- [Task to complete] Write out every single entry exactly.

** begin Data to process **

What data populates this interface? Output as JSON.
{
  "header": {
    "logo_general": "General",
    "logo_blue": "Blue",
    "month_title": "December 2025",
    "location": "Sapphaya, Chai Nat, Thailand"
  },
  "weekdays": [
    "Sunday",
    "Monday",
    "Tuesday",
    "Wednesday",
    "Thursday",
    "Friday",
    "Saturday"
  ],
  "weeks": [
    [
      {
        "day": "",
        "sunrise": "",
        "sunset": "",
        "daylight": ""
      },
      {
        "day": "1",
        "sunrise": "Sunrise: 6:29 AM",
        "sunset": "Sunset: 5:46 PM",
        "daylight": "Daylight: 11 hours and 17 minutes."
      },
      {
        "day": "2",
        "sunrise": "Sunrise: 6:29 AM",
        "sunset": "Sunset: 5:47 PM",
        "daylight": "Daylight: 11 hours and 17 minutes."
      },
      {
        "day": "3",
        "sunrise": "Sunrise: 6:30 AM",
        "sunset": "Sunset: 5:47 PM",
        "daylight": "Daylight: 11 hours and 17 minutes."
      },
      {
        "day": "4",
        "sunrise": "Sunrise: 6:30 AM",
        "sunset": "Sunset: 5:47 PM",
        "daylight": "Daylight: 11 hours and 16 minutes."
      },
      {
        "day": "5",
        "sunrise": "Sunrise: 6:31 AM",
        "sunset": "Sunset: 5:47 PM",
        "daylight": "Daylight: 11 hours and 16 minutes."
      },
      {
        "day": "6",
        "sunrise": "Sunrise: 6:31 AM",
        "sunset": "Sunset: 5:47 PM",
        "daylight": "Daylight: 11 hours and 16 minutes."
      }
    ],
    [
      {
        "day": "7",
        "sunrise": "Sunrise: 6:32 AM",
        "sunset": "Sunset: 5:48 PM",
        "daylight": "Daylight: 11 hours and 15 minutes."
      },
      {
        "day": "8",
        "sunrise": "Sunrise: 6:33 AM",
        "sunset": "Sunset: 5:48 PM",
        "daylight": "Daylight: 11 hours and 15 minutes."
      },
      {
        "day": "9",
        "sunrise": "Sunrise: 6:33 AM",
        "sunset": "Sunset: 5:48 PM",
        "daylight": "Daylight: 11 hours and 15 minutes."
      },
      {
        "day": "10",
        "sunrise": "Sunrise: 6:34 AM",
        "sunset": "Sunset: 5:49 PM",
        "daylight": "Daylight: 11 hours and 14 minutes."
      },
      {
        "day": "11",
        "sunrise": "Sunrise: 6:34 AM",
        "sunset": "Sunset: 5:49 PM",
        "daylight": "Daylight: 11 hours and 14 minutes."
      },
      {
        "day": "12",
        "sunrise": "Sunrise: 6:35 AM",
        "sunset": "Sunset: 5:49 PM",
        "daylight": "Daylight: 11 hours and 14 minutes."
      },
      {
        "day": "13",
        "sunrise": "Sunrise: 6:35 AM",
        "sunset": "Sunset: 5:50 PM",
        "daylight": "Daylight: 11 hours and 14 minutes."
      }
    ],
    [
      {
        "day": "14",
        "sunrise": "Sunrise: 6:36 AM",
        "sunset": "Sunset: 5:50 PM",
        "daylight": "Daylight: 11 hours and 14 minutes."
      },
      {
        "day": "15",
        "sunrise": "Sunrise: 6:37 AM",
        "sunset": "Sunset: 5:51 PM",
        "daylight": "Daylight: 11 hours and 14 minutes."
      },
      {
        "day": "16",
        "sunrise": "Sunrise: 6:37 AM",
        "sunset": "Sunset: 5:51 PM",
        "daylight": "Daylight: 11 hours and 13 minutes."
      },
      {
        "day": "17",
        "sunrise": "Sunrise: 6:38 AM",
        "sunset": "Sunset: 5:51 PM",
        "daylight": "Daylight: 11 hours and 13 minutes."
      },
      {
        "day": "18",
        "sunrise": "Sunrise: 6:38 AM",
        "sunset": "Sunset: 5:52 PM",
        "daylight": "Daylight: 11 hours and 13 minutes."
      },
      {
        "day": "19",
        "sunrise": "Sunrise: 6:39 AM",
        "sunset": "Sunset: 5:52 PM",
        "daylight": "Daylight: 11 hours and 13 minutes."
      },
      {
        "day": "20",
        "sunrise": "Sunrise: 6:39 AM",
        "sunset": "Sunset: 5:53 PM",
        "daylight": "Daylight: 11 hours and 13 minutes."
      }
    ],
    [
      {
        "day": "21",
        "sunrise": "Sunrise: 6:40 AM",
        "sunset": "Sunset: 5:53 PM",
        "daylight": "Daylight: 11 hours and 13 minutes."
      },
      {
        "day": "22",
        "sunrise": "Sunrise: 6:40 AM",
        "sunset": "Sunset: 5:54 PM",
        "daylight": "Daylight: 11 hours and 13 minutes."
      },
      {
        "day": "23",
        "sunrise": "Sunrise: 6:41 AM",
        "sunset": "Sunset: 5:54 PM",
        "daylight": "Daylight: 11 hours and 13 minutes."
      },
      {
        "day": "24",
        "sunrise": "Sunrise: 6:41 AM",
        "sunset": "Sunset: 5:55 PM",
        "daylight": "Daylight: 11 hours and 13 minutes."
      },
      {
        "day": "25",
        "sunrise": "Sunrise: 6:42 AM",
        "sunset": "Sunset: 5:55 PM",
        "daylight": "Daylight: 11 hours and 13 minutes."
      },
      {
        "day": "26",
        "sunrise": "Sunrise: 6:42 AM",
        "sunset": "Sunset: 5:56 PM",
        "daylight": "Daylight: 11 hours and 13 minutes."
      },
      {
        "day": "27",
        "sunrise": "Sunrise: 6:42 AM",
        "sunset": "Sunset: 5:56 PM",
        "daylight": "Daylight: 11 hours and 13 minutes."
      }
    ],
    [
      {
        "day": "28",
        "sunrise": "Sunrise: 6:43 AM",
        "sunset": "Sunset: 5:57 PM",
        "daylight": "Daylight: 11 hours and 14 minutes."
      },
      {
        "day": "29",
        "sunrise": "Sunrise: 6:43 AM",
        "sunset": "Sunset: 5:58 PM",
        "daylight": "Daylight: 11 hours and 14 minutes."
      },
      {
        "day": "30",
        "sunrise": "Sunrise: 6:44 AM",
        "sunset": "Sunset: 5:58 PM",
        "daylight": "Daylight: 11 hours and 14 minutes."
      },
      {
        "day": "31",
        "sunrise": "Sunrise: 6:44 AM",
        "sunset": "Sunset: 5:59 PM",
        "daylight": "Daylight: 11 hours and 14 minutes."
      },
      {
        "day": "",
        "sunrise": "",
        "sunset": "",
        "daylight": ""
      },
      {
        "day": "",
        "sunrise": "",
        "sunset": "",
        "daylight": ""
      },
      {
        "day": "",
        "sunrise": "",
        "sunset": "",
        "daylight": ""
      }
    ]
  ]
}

** end Data to process **

- [Output of the exercise]
What data populates this interface? Output as JSON.
{
  "header": {
    "logo_general": "General",
    "logo_blue": "Blue",
    "month_title": "December 2025",
    "location": "Sapphaya, Chai Nat, Thailand"
  },
  "weekdays": [
    "Sunday",
    "Monday",
    "Tuesday",
    "Wednesday",
    "Thursday",
    "Friday",
    "Saturday"
  ],
  "weeks": [
    [
      {
        "day": "",
        "sunrise": "",
        "sunset": "",
        "daylight": ""
      },
      {
        "day": "1",
        "sunrise": "Sunrise: 6:29 AM",
        "sunset": "Sunset: 5:46 PM",
        "daylight": "Daylight: 11 hours and 17 minutes."
      },
      {
        "day": "2",
        "sunrise": "Sunrise: 6:29 AM",
        "sunset": "Sunset: 5:47 PM",
        "daylight": "Daylight: 11 hours and 17 minutes."
      },
      {
        "day": "3",
        "sunrise": "Sunrise: 6:30 AM",
        "sunset": "Sunset: 5:47 PM",
        "daylight": "Daylight: 11 hours and 17 minutes."
      },
      {
        "day": "4",
        "sunrise": "Sunrise: 6:30 AM",
        "sunset": "Sunset: 5:47 PM",
        "daylight": "Daylight: 11 hours and 16 minutes."
      },
      {
        "day": "5",
        "sunrise": "Sunrise: 6:31 AM",
        "sunset": "Sunset: 5:47 PM",
        "daylight": "Daylight: 11 hours and 16 minutes."
      },
      {
        "day": "6",
        "sunrise": "Sunrise: 6:31 AM",
        "sunset": "Sunset: 5:47 PM",
        "daylight": "Daylight: 11 hours and 16 minutes."
      }
    ],
    [
      {
        "day": "7",
        "sunrise": "Sunrise: 6:32 AM",
        "sunset": "Sunset: 5:48 PM",
        "daylight": "Daylight: 11 hours and 15 minutes."
      },
      {
        "day": "8",
        "sunrise": "Sunrise: 6:33 AM",
        "sunset": "Sunset: 5:48 PM",
        "daylight": "Daylight: 11 hours and 15 minutes."
      },
      {
        "day": "9",
        "sunrise": "Sunrise: 6:33 AM",
        "sunset": "Sunset: 5:48 PM",
        "daylight": "Daylight: 11 hours and 15 minutes."
      },
      {
        "day": "10",
        "sunrise": "Sunrise: 6:34 AM",
        "sunset": "Sunset: 5:49 PM",
        "daylight": "Daylight: 11 hours and 14 minutes."
      },
      {
        "day": "11",
        "sunrise": "Sunrise: 6:34 AM",
        "sunset": "Sunset: 5:49 PM",
        "daylight": "Daylight: 11 hours and 14 minutes."
      },
      {
        "day": "12",
        "sunrise": "Sunrise: 6:35 AM",
        "sunset": "Sunset: 5:49 PM",
        "daylight": "Daylight: 11 hours and 14 minutes."
      },
      {
        "day": "13",
        "sunrise": "Sunrise: 6:35 AM",
        "sunset": "Sunset: 5:50 PM",
        "daylight": "Daylight: 11 hours and 14 minutes."
      }
    ],
    [
      {
        "day": "14",
        "sunrise": "Sunrise: 6:36 AM",
        "sunset": "Sunset: 5:50 PM",
        "daylight": "Daylight: 11 hours and 14 minutes."
      },
      {
        "day": "15",
        "sunrise": "Sunrise: 6:37 AM",
        "sunset": "Sunset: 5:51 PM",
        "daylight": "Daylight: 11 hours and 14 minutes."
      },
      {
        "day": "16",
        "sunrise": "Sunrise: 6:37 AM",
        "sunset": "Sunset: 5:51 PM",
        "daylight": "Daylight: 11 hours and 13 minutes."
      },
      {
        "day": "17",
        "sunrise": "Sunrise: 6:38 AM",
        "sunset": "Sunset: 5:51 PM",
        "daylight": "Daylight: 11 hours and 13 minutes."
      },
      {
        "day": "18",
        "sunrise": "Sunrise: 6:38 AM",
        "sunset": "Sunset: 5:52 PM",
        "daylight": "Daylight: 11 hours and 13 minutes."
      },
      {
        "day": "19",
        "sunrise": "Sunrise: 6:39 AM",
        "sunset": "Sunset: 5:52 PM",
        "daylight": "Daylight: 11 hours and 13 minutes."
      },
      {
        "day": "20",
        "sunrise": "Sunrise: 6:39 AM",
        "sunset": "Sunset: 5:53 PM",
        "daylight": "Daylight: 11 hours and 13 minutes."
      }
    ],
    [
      {
        "day": "21",
        "sunrise": "Sunrise: 6:40 AM",
        "sunset": "Sunset: 5:53 PM",
        "daylight": "Daylight: 11 hours and 13 minutes."
      },
      {
        "day": "22",
        "sunrise": "Sunrise: 6:40 AM",
        "sunset": "Sunset: 5:54 PM",
        "daylight": "Daylight: 11 hours and 13 minutes."
      },
      {
        "day": "23",
        "sunrise": "Sunrise: 6:41 AM",
        "sunset": "Sunset: 5:54 PM",
        "daylight": "Daylight: 11 hours and 13 minutes."
      },
      {
        "day": "24",
        "sunrise": "Sunrise: 6:41 AM",
        "sunset": "Sunset: 5:55 PM",
        "daylight": "Daylight: 11 hours and 13 minutes."
      },
      {
        "day": "25",
        "sunrise": "Sunrise: 6:42 AM",
        "sunset": "Sunset: 5:55 PM",
        "daylight": "Daylight: 11 hours and 13 minutes."
      },
      {
        "day": "26",
        "sunrise": "Sunrise: 6:42 AM",
        "sunset": "Sunset: 5:56 PM",
        "daylight": "Daylight: 11 hours and 13 minutes."
      },
      {
        "day": "27",
        "sunrise": "Sunrise: 6:42 AM",
        "sunset": "Sunset: 5:56 PM",
        "daylight": "Daylight: 11 hours and 13 minutes."
      }
    ],
    [
      {
        "day": "28",
        "sunrise": "Sunrise: 6:43 AM",
        "sunset": "Sunset: 5:57 PM",
        "daylight": "Daylight: 11 hours and 14 minutes."
      },
      {
        "day": "29",
        "sunrise": "Sunrise: 6:43 AM",
        "sunset": "Sunset: 5:58 PM",
        "daylight": "Daylight: 11 hours and 14 minutes."
      },
      {
        "day": "30",
        "sunrise": "Sunrise: 6:44 AM",
        "sunset": "Sunset: 5:58 PM",
        "daylight": "Daylight: 11 hours and 14 minutes."
      },
      {
        "day": "31",
        "sunrise": "Sunrise: 6:44 AM",
        "sunset": "Sunset: 5:59 PM",
        "daylight": "Daylight: 11 hours and 14 minutes."
      },
      {
        "day": "",
        "sunrise": "",
        "sunset": "",
        "daylight": ""
      },
      {
        "day": "",
        "sunrise": "",
        "sunset": "",
        "daylight": ""
      },
      {
        "day": "",
        "sunrise": "",
        "sunset": "",
        "daylight": ""
      }
    ]
  ]
}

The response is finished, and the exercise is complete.